## DIRECTION
Check each line of the records for "when"; collect those that have it.

## RECORDED INFORMATION
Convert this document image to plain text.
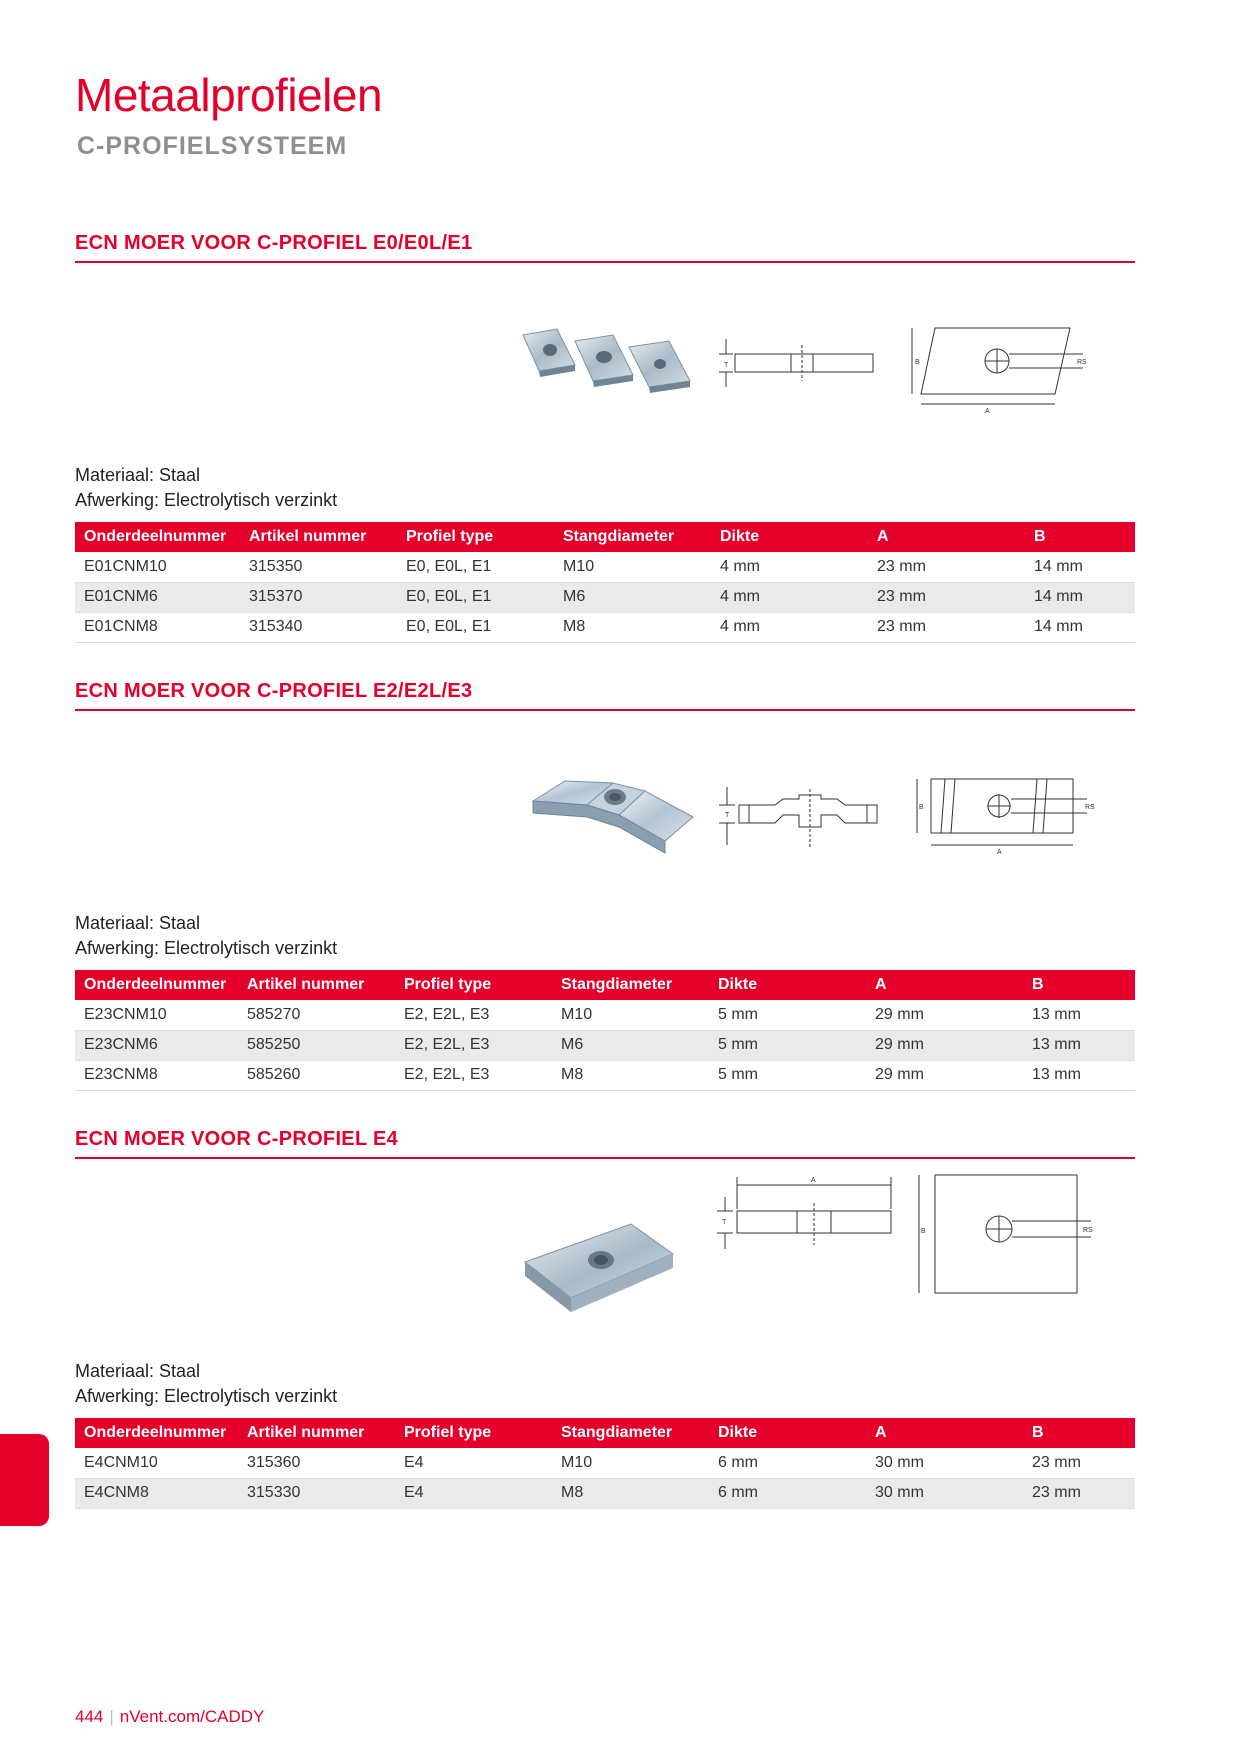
Metaalprofielen
C-PROFIELSYSTEEM
ECN MOER VOOR C-PROFIEL E0/E0L/E1
T	B
A
RS
Materiaal: Staal
Afwerking: Electrolytisch verzinkt
Onderdeelnummer	Artikel nummer	Profiel type	Stangdiameter	Dikte	A	B
E01CNM10	315350	E0, E0L, E1	M10	4 mm	23 mm	14 mm
E01CNM6	315370	E0, E0L, E1	M6	4 mm	23 mm	14 mm
E01CNM8	315340	E0, E0L, E1	M8	4 mm	23 mm	14 mm
ECN MOER VOOR C-PROFIEL E2/E2L/E3
T
B
A
RS
Materiaal: Staal
Afwerking: Electrolytisch verzinkt
Onderdeelnummer	Artikel nummer	Profiel type	Stangdiameter	Dikte	A	B
E23CNM10	585270	E2, E2L, E3	M10	5 mm	29 mm	13 mm
E23CNM6	585250	E2, E2L, E3	M6	5 mm	29 mm	13 mm
E23CNM8	585260	E2, E2L, E3	M8	5 mm	29 mm	13 mm
ECN MOER VOOR C-PROFIEL E4
A
T
B	RS
Materiaal: Staal
Afwerking: Electrolytisch verzinkt
Onderdeelnummer	Artikel nummer	Profiel type	Stangdiameter	Dikte	A	B
E4CNM10	315360	E4	M10	6 mm	30 mm	23 mm
E4CNM8	315330	E4	M8	6 mm	30 mm	23 mm
444 | nVent.com/CADDY
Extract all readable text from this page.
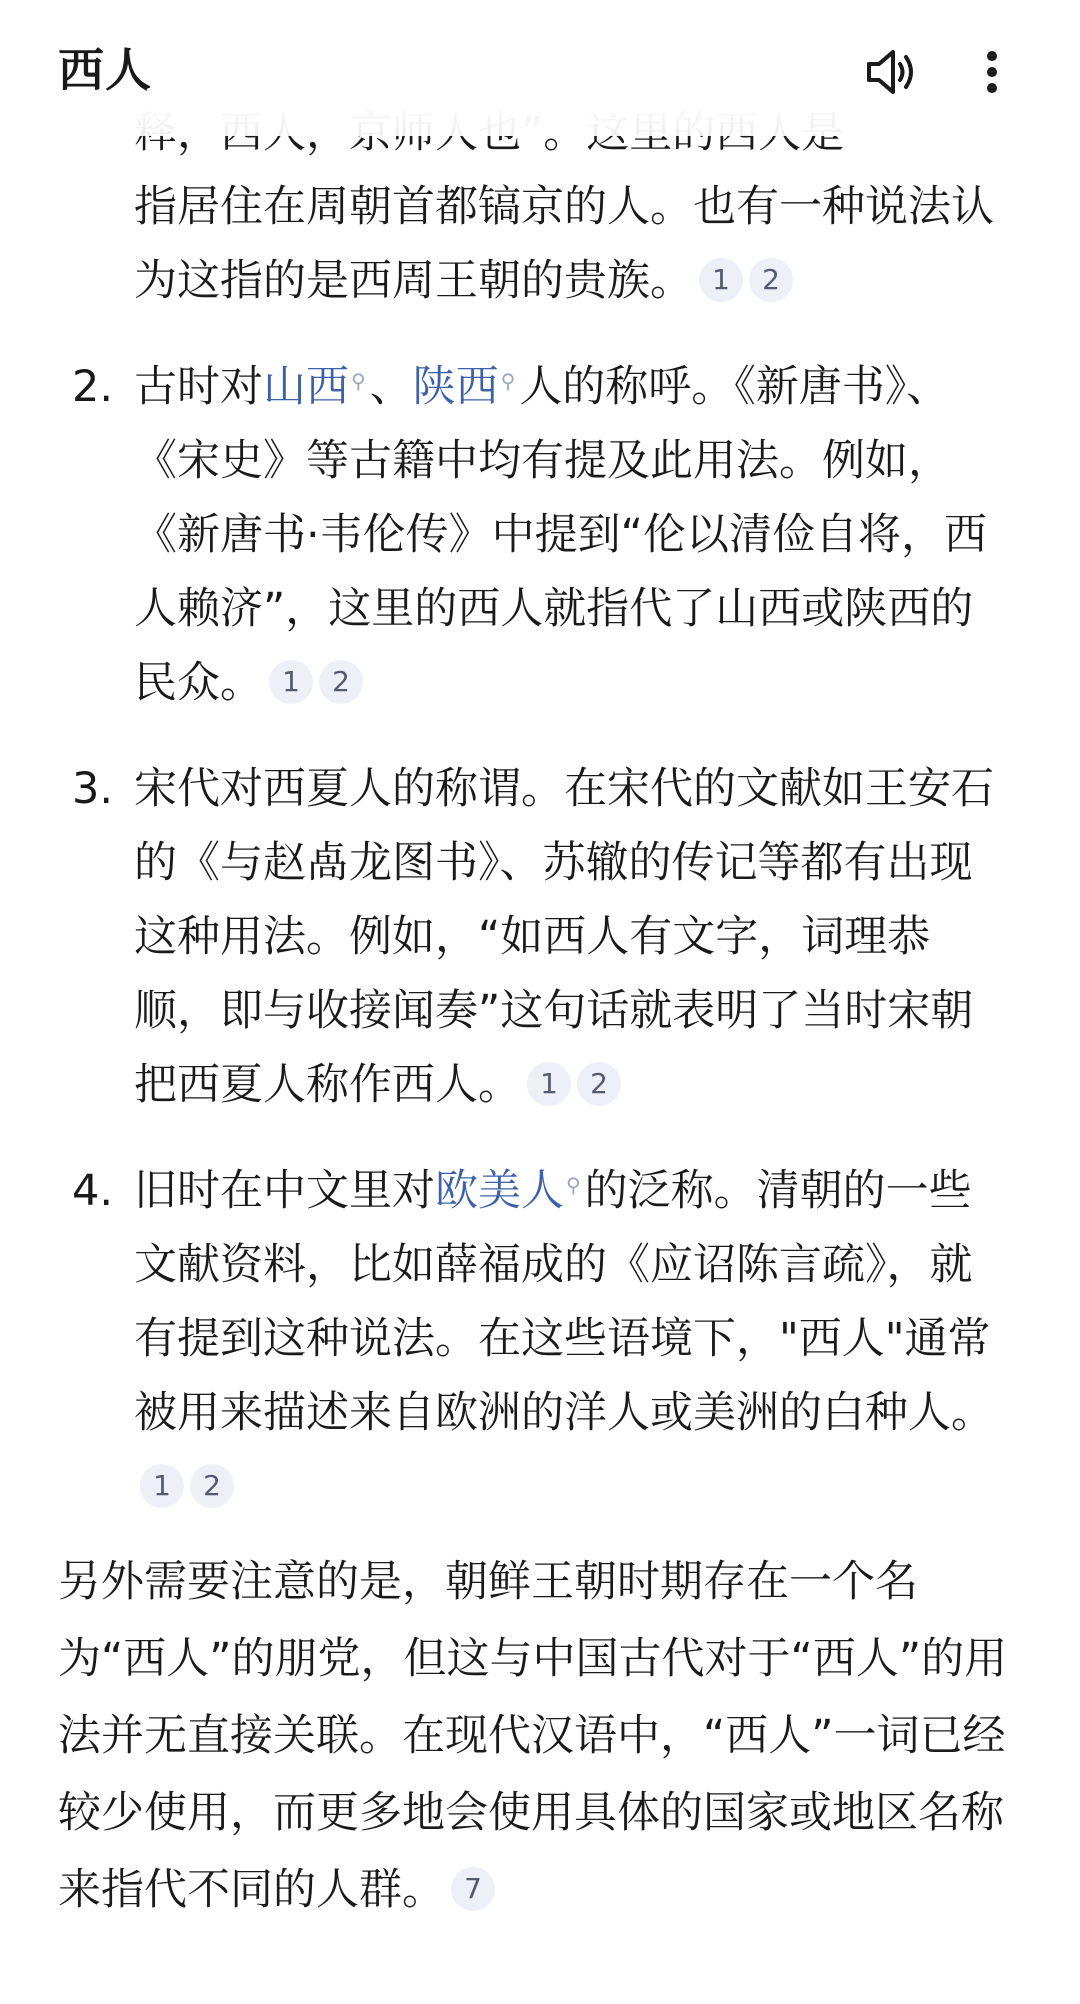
西人
指居住在周朝首都镐京的人。也有一种说法认为这指的是西周王朝的贵族。 1 2
2. 古时对山西 ⚲、陕西 ⚲人的称呼。《新唐书》、《宋史》等古籍中均有提及此用法。例如，《新唐书·韦伦传》中提到“伦以清俭自将，西人赖济”，这里的西人就指代了山西或陕西的民众。 1 2
3. 宋代对西夏人的称谓。在宋代的文献如王安石的《与赵卨龙图书》、苏辙的传记等都有出现这种用法。例如，“如西人有文字，词理恭顺，即与收接闻奏”这句话就表明了当时宋朝把西夏人称作西人。 1 2
4. 旧时在中文里对欧美人 ⚲的泛称。清朝的一些文献资料，比如薛福成的《应诏陈言疏》，就有提到这种说法。在这些语境下，"西人"通常被用来描述来自欧洲的洋人或美洲的白种人。1 2
另外需要注意的是，朝鲜王朝时期存在一个名为“西人”的朋党，但这与中国古代对于“西人”的用法并无直接关联。在现代汉语中，“西人”一词已经较少使用，而更多地会使用具体的国家或地区名称来指代不同的人群。 7
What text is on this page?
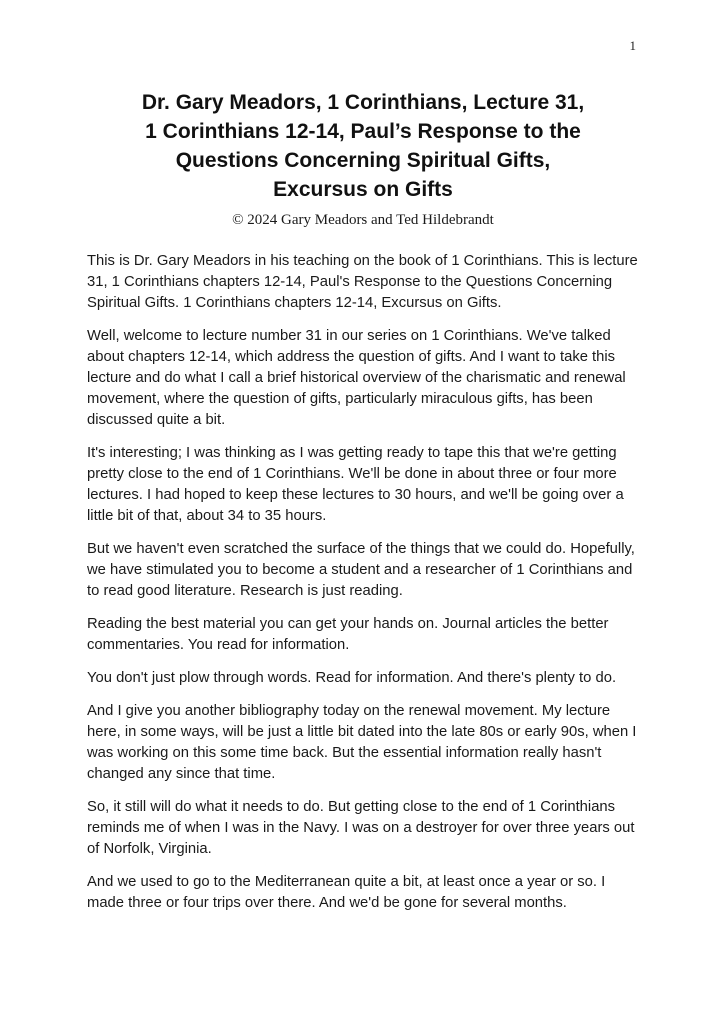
1
Dr. Gary Meadors, 1 Corinthians, Lecture 31,
1 Corinthians 12-14, Paul’s Response to the
Questions Concerning Spiritual Gifts,
Excursus on Gifts
© 2024 Gary Meadors and Ted Hildebrandt

This is Dr. Gary Meadors in his teaching on the book of 1 Corinthians. This is lecture 31, 1 Corinthians chapters 12-14, Paul's Response to the Questions Concerning Spiritual Gifts. 1 Corinthians chapters 12-14, Excursus on Gifts.

Well, welcome to lecture number 31 in our series on 1 Corinthians. We've talked about chapters 12-14, which address the question of gifts. And I want to take this lecture and do what I call a brief historical overview of the charismatic and renewal movement, where the question of gifts, particularly miraculous gifts, has been discussed quite a bit.

It's interesting; I was thinking as I was getting ready to tape this that we're getting pretty close to the end of 1 Corinthians. We'll be done in about three or four more lectures. I had hoped to keep these lectures to 30 hours, and we'll be going over a little bit of that, about 34 to 35 hours.

But we haven't even scratched the surface of the things that we could do. Hopefully, we have stimulated you to become a student and a researcher of 1 Corinthians and to read good literature. Research is just reading.

Reading the best material you can get your hands on. Journal articles the better commentaries. You read for information.

You don't just plow through words. Read for information. And there's plenty to do.

And I give you another bibliography today on the renewal movement. My lecture here, in some ways, will be just a little bit dated into the late 80s or early 90s, when I was working on this some time back. But the essential information really hasn't changed any since that time.

So, it still will do what it needs to do. But getting close to the end of 1 Corinthians reminds me of when I was in the Navy. I was on a destroyer for over three years out of Norfolk, Virginia.

And we used to go to the Mediterranean quite a bit, at least once a year or so. I made three or four trips over there. And we'd be gone for several months.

## THE REPLY
And I give you another bibliography today on the renewal movement. My lecture here, in some ways, will be just a little bit dated into the late 80s or early 90s, when I was working on this some time back. But the essential information really hasn't changed any since that time.
So, it still will do what it needs to do. But getting close to the end of 1 Corinthians reminds me of when I was in the Navy. I was on a destroyer for over three years out of Norfolk, Virginia.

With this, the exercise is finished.